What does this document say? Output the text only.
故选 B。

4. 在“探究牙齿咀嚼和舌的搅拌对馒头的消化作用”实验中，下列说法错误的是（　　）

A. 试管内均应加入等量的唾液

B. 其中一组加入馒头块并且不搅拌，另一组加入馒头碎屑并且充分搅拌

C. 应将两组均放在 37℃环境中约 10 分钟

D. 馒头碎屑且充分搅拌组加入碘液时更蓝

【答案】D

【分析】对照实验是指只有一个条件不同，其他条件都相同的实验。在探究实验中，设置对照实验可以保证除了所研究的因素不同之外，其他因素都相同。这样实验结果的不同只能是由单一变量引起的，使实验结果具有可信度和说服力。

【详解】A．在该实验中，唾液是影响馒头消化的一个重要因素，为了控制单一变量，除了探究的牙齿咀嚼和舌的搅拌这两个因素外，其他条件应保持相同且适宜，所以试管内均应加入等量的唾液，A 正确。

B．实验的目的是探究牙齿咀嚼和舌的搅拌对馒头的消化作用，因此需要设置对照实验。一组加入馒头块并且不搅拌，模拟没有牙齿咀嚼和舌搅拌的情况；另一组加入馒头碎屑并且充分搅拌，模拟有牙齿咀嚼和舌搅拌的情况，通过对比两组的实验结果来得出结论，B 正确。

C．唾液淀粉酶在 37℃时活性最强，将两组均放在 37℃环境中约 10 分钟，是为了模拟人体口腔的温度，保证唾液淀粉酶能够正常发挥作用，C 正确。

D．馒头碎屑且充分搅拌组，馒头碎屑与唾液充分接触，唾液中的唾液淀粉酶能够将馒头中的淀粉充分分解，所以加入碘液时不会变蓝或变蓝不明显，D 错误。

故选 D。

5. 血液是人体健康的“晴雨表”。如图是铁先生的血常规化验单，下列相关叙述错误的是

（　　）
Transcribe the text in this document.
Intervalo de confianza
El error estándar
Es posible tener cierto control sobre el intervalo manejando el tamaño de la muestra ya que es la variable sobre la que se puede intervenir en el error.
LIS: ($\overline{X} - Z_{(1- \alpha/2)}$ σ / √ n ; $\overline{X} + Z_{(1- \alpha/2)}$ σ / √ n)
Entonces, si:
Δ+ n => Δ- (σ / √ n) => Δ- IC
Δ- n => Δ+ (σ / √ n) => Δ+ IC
§
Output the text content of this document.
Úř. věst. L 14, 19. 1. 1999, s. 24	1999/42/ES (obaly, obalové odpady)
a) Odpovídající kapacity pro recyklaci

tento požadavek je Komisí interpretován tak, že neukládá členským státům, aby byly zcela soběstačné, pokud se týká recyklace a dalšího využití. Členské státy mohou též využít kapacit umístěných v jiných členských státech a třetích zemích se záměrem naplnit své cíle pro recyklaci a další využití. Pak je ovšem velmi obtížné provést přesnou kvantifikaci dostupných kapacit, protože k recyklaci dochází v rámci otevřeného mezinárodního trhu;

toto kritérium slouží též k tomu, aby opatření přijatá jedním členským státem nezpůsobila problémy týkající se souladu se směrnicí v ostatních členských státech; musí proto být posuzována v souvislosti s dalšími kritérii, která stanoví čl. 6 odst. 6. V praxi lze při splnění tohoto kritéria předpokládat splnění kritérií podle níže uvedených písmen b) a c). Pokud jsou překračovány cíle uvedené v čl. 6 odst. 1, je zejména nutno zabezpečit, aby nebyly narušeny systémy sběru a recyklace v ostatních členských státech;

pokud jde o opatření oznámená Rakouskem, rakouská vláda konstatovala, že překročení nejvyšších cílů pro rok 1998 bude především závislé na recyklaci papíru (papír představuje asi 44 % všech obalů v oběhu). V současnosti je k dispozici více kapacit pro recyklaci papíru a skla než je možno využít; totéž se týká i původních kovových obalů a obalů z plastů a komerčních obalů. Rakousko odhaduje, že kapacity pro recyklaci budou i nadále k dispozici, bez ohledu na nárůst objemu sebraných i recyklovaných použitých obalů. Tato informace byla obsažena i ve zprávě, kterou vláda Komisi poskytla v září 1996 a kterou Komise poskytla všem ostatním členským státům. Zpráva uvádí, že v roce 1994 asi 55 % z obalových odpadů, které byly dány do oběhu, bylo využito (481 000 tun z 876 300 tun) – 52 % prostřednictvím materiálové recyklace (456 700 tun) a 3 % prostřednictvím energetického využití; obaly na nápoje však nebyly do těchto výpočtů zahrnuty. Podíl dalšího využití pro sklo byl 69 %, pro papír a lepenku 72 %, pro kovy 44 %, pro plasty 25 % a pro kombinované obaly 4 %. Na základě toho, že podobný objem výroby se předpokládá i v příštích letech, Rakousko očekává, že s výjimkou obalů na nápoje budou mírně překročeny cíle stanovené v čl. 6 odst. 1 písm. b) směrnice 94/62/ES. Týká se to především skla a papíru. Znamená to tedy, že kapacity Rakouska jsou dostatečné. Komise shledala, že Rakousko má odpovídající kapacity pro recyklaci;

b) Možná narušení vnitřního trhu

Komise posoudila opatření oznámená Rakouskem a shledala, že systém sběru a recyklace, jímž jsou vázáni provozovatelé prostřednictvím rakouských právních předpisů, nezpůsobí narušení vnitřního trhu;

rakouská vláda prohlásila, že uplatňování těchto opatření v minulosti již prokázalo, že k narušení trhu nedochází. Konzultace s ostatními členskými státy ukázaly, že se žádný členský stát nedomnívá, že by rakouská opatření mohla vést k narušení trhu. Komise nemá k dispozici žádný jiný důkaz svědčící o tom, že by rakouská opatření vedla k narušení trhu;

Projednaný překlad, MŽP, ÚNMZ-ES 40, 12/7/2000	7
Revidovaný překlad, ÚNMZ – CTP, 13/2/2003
§
Across the data above, how many lines include the word "shledala"? Give only the count.

2